■ Directions for this task
Give every line of the material again, exactly as written.

■ Exercise input

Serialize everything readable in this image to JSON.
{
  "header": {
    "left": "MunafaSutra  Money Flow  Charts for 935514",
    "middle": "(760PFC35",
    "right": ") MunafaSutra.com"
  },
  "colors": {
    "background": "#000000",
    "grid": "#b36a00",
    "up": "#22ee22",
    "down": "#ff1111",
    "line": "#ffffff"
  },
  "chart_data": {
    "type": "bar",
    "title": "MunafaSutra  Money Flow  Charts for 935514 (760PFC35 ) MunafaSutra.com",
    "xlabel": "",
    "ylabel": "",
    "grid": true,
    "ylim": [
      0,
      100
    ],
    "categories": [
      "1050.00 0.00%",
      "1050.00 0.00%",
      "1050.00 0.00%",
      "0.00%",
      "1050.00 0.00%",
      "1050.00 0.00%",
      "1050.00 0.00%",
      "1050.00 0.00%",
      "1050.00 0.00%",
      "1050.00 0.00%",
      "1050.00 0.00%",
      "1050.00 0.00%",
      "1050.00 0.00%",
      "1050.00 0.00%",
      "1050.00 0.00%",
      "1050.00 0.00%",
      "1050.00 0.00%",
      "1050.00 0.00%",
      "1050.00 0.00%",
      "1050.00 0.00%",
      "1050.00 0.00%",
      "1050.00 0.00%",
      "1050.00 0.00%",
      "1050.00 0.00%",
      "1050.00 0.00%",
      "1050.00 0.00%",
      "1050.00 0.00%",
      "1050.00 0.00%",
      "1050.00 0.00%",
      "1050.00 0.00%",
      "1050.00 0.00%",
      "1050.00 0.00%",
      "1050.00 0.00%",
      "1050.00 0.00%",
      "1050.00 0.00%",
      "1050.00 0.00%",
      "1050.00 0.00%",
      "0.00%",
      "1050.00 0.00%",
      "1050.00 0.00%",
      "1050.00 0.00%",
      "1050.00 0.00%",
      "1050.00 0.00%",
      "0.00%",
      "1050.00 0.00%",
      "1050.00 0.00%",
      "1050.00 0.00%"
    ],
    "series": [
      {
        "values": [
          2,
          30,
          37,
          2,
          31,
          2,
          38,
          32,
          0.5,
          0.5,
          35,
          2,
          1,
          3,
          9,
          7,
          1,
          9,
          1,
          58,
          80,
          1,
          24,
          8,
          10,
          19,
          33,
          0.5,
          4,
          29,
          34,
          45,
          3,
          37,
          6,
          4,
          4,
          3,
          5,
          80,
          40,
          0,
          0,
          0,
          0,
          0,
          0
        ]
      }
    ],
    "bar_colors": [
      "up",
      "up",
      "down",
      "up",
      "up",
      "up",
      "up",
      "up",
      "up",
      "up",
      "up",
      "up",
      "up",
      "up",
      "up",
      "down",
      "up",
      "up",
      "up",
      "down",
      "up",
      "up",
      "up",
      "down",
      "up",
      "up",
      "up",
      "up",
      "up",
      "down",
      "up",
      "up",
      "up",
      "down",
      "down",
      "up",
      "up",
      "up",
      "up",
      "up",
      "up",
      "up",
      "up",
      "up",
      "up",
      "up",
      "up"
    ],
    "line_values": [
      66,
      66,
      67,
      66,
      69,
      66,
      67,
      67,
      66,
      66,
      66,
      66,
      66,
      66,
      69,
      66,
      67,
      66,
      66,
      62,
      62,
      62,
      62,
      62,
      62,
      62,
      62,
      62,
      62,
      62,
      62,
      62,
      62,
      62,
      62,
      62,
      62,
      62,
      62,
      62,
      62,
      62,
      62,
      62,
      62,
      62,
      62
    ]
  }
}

■ Reply
Serialize everything readable in this image to JSON.
{
  "header": {
    "left": "MunafaSutra  Money Flow  Charts for 935514",
    "middle": "(760PFC35",
    "right": ") MunafaSutra.com"
  },
  "colors": {
    "background": "#000000",
    "grid": "#b36a00",
    "up": "#22ee22",
    "down": "#ff1111",
    "line": "#ffffff"
  },
  "chart_data": {
    "type": "bar",
    "title": "MunafaSutra  Money Flow  Charts for 935514 (760PFC35 ) MunafaSutra.com",
    "xlabel": "",
    "ylabel": "",
    "grid": true,
    "ylim": [
      0,
      100
    ],
    "categories": [
      "1050.00 0.00%",
      "1050.00 0.00%",
      "1050.00 0.00%",
      "0.00%",
      "1050.00 0.00%",
      "1050.00 0.00%",
      "1050.00 0.00%",
      "1050.00 0.00%",
      "1050.00 0.00%",
      "1050.00 0.00%",
      "1050.00 0.00%",
      "1050.00 0.00%",
      "1050.00 0.00%",
      "1050.00 0.00%",
      "1050.00 0.00%",
      "1050.00 0.00%",
      "1050.00 0.00%",
      "1050.00 0.00%",
      "1050.00 0.00%",
      "1050.00 0.00%",
      "1050.00 0.00%",
      "1050.00 0.00%",
      "1050.00 0.00%",
      "1050.00 0.00%",
      "1050.00 0.00%",
      "1050.00 0.00%",
      "1050.00 0.00%",
      "1050.00 0.00%",
      "1050.00 0.00%",
      "1050.00 0.00%",
      "1050.00 0.00%",
      "1050.00 0.00%",
      "1050.00 0.00%",
      "1050.00 0.00%",
      "1050.00 0.00%",
      "1050.00 0.00%",
      "1050.00 0.00%",
      "0.00%",
      "1050.00 0.00%",
      "1050.00 0.00%",
      "1050.00 0.00%",
      "1050.00 0.00%",
      "1050.00 0.00%",
      "0.00%",
      "1050.00 0.00%",
      "1050.00 0.00%",
      "1050.00 0.00%"
    ],
    "series": [
      {
        "values": [
          2,
          30,
          37,
          2,
          31,
          2,
          38,
          32,
          0.5,
          0.5,
          35,
          2,
          1,
          3,
          9,
          7,
          1,
          9,
          1,
          58,
          80,
          1,
          24,
          8,
          10,
          19,
          33,
          0.5,
          4,
          29,
          34,
          45,
          3,
          37,
          6,
          4,
          4,
          3,
          5,
          80,
          40,
          0,
          0,
          0,
          0,
          0,
          0
        ]
      }
    ],
    "bar_colors": [
      "up",
      "up",
      "down",
      "up",
      "up",
      "up",
      "up",
      "up",
      "up",
      "up",
      "up",
      "up",
      "up",
      "up",
      "up",
      "down",
      "up",
      "up",
      "up",
      "down",
      "up",
      "up",
      "up",
      "down",
      "up",
      "up",
      "up",
      "up",
      "up",
      "down",
      "up",
      "up",
      "up",
      "down",
      "down",
      "up",
      "up",
      "up",
      "up",
      "up",
      "up",
      "up",
      "up",
      "up",
      "up",
      "up",
      "up"
    ],
    "line_values": [
      66,
      66,
      67,
      66,
      69,
      66,
      67,
      67,
      66,
      66,
      66,
      66,
      66,
      66,
      69,
      66,
      67,
      66,
      66,
      62,
      62,
      62,
      62,
      62,
      62,
      62,
      62,
      62,
      62,
      62,
      62,
      62,
      62,
      62,
      62,
      62,
      62,
      62,
      62,
      62,
      62,
      62,
      62,
      62,
      62,
      62,
      62
    ]
  }
}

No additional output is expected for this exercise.